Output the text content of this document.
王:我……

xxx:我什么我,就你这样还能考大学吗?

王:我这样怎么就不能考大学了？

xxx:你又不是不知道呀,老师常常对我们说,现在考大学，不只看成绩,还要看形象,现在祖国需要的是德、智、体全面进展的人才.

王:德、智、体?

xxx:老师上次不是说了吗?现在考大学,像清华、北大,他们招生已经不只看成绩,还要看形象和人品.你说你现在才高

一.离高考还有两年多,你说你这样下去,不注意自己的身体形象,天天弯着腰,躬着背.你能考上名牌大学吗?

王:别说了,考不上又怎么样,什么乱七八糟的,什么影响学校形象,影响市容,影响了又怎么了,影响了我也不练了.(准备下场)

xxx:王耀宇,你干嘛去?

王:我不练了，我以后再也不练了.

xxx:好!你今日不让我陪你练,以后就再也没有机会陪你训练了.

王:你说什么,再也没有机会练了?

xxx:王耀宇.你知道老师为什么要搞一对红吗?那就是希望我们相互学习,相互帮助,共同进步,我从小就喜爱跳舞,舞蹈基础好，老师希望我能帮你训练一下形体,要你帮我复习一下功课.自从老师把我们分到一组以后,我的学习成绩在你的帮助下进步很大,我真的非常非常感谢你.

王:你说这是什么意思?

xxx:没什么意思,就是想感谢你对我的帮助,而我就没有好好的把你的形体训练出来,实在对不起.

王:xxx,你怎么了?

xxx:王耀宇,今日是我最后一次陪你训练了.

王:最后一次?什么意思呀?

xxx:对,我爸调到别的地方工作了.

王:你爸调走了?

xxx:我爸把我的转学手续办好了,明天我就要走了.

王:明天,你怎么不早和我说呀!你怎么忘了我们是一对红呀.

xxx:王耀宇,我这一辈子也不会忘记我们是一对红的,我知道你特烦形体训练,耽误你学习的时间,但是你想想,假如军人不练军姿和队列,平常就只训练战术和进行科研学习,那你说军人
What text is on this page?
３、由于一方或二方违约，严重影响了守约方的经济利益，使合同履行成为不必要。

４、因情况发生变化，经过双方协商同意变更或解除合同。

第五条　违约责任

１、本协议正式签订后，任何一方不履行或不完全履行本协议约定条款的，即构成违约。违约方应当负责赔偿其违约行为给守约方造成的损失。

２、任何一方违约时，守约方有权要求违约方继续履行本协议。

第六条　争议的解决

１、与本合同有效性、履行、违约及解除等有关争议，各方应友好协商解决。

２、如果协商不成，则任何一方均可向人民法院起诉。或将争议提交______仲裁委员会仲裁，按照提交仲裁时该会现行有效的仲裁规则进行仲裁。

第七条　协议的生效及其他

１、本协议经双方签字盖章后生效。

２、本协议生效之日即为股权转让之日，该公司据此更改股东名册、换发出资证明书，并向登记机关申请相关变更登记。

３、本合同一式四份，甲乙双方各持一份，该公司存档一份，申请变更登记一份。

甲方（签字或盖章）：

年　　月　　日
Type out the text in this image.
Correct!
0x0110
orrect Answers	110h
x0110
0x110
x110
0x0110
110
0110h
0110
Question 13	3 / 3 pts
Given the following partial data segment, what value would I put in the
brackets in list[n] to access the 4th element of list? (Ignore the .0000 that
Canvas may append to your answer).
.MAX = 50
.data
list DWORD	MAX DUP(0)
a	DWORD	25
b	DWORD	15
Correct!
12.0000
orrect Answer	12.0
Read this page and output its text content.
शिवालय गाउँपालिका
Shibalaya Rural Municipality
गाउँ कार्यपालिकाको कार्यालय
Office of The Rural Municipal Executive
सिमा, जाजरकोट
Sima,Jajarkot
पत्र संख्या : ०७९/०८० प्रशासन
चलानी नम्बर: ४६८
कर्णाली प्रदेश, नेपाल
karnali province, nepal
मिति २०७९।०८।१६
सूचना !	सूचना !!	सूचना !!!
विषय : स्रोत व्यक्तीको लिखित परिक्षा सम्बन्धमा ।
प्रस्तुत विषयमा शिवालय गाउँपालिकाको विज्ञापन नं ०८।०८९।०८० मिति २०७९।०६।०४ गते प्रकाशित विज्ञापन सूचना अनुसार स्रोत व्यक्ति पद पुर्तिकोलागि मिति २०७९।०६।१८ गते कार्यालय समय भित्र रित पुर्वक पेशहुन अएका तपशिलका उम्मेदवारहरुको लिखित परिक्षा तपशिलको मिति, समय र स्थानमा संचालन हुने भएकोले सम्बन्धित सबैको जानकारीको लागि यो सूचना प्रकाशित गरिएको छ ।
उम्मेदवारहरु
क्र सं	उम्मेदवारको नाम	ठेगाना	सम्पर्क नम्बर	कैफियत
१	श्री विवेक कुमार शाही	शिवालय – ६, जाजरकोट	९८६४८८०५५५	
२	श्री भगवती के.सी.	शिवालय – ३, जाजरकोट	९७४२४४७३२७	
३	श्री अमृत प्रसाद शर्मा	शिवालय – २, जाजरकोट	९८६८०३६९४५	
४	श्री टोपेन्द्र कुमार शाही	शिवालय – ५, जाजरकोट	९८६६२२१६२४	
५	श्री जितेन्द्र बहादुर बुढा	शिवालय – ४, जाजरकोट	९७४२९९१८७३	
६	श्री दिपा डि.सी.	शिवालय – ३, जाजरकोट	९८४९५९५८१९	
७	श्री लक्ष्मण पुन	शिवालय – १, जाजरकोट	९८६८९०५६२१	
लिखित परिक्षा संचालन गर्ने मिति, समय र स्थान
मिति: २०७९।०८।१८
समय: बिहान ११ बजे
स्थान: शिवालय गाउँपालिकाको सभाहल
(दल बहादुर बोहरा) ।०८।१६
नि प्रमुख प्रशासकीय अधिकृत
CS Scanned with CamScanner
------------------------------------------------------------------------
Work instructions:
Make a verbatim copy of every entry shown above.

Written answer:
Output the text content of this document.
王:我……

xxx:我什么我,就你这样还能考大学吗?

王:我这样怎么就不能考大学了？

xxx:你又不是不知道呀,老师常常对我们说,现在考大学，不只看成绩,还要看形象,现在祖国需要的是德、智、体全面进展的人才.

王:德、智、体?

xxx:老师上次不是说了吗?现在考大学,像清华、北大,他们招生已经不只看成绩,还要看形象和人品.你说你现在才高

一.离高考还有两年多,你说你这样下去,不注意自己的身体形象,天天弯着腰,躬着背.你能考上名牌大学吗?

王:别说了,考不上又怎么样,什么乱七八糟的,什么影响学校形象,影响市容,影响了又怎么了,影响了我也不练了.(准备下场)

xxx:王耀宇,你干嘛去?

王:我不练了，我以后再也不练了.

xxx:好!你今日不让我陪你练,以后就再也没有机会陪你训练了.

王:你说什么,再也没有机会练了?

xxx:王耀宇.你知道老师为什么要搞一对红吗?那就是希望我们相互学习,相互帮助,共同进步,我从小就喜爱跳舞,舞蹈基础好，老师希望我能帮你训练一下形体,要你帮我复习一下功课.自从老师把我们分到一组以后,我的学习成绩在你的帮助下进步很大,我真的非常非常感谢你.

王:你说这是什么意思?

xxx:没什么意思,就是想感谢你对我的帮助,而我就没有好好的把你的形体训练出来,实在对不起.

王:xxx,你怎么了?

xxx:王耀宇,今日是我最后一次陪你训练了.

王:最后一次?什么意思呀?

xxx:对,我爸调到别的地方工作了.

王:你爸调走了?

xxx:我爸把我的转学手续办好了,明天我就要走了.

王:明天,你怎么不早和我说呀!你怎么忘了我们是一对红呀.

xxx:王耀宇,我这一辈子也不会忘记我们是一对红的,我知道你特烦形体训练,耽误你学习的时间,但是你想想,假如军人不练军姿和队列,平常就只训练战术和进行科研学习,那你说军人
What text is on this page?
３、由于一方或二方违约，严重影响了守约方的经济利益，使合同履行成为不必要。

４、因情况发生变化，经过双方协商同意变更或解除合同。

第五条　违约责任

１、本协议正式签订后，任何一方不履行或不完全履行本协议约定条款的，即构成违约。违约方应当负责赔偿其违约行为给守约方造成的损失。

２、任何一方违约时，守约方有权要求违约方继续履行本协议。

第六条　争议的解决

１、与本合同有效性、履行、违约及解除等有关争议，各方应友好协商解决。

２、如果协商不成，则任何一方均可向人民法院起诉。或将争议提交______仲裁委员会仲裁，按照提交仲裁时该会现行有效的仲裁规则进行仲裁。

第七条　协议的生效及其他

１、本协议经双方签字盖章后生效。

２、本协议生效之日即为股权转让之日，该公司据此更改股东名册、换发出资证明书，并向登记机关申请相关变更登记。

３、本合同一式四份，甲乙双方各持一份，该公司存档一份，申请变更登记一份。

甲方（签字或盖章）：

年　　月　　日
Type out the text in this image.
Correct!
0x0110
orrect Answers	110h
x0110
0x110
x110
0x0110
110
0110h
0110
Question 13	3 / 3 pts
Given the following partial data segment, what value would I put in the
brackets in list[n] to access the 4th element of list? (Ignore the .0000 that
Canvas may append to your answer).
.MAX = 50
.data
list DWORD	MAX DUP(0)
a	DWORD	25
b	DWORD	15
Correct!
12.0000
orrect Answer	12.0
Read this page and output its text content.
शिवालय गाउँपालिका
Shibalaya Rural Municipality
गाउँ कार्यपालिकाको कार्यालय
Office of The Rural Municipal Executive
सिमा, जाजरकोट
Sima,Jajarkot
पत्र संख्या : ०७९/०८० प्रशासन
चलानी नम्बर: ४६८
कर्णाली प्रदेश, नेपाल
karnali province, nepal
मिति २०७९।०८।१६
सूचना !	सूचना !!	सूचना !!!
विषय : स्रोत व्यक्तीको लिखित परिक्षा सम्बन्धमा ।
प्रस्तुत विषयमा शिवालय गाउँपालिकाको विज्ञापन नं ०८।०८९।०८० मिति २०७९।०६।०४ गते प्रकाशित विज्ञापन सूचना अनुसार स्रोत व्यक्ति पद पुर्तिकोलागि मिति २०७९।०६।१८ गते कार्यालय समय भित्र रित पुर्वक पेशहुन अएका तपशिलका उम्मेदवारहरुको लिखित परिक्षा तपशिलको मिति, समय र स्थानमा संचालन हुने भएकोले सम्बन्धित सबैको जानकारीको लागि यो सूचना प्रकाशित गरिएको छ ।
उम्मेदवारहरु
क्र सं	उम्मेदवारको नाम	ठेगाना	सम्पर्क नम्बर	कैफियत
१	श्री विवेक कुमार शाही	शिवालय – ६, जाजरकोट	९८६४८८०५५५	
२	श्री भगवती के.सी.	शिवालय – ३, जाजरकोट	९७४२४४७३२७	
३	श्री अमृत प्रसाद शर्मा	शिवालय – २, जाजरकोट	९८६८०३६९४५	
४	श्री टोपेन्द्र कुमार शाही	शिवालय – ५, जाजरकोट	९८६६२२१६२४	
५	श्री जितेन्द्र बहादुर बुढा	शिवालय – ४, जाजरकोट	९७४२९९१८७३	
६	श्री दिपा डि.सी.	शिवालय – ३, जाजरकोट	९८४९५९५८१९	
७	श्री लक्ष्मण पुन	शिवालय – १, जाजरकोट	९८६८९०५६२१	
लिखित परिक्षा संचालन गर्ने मिति, समय र स्थान
मिति: २०७९।०८।१८
समय: बिहान ११ बजे
स्थान: शिवालय गाउँपालिकाको सभाहल
(दल बहादुर बोहरा) ।०८।१६
नि प्रमुख प्रशासकीय अधिकृत
CS Scanned with CamScanner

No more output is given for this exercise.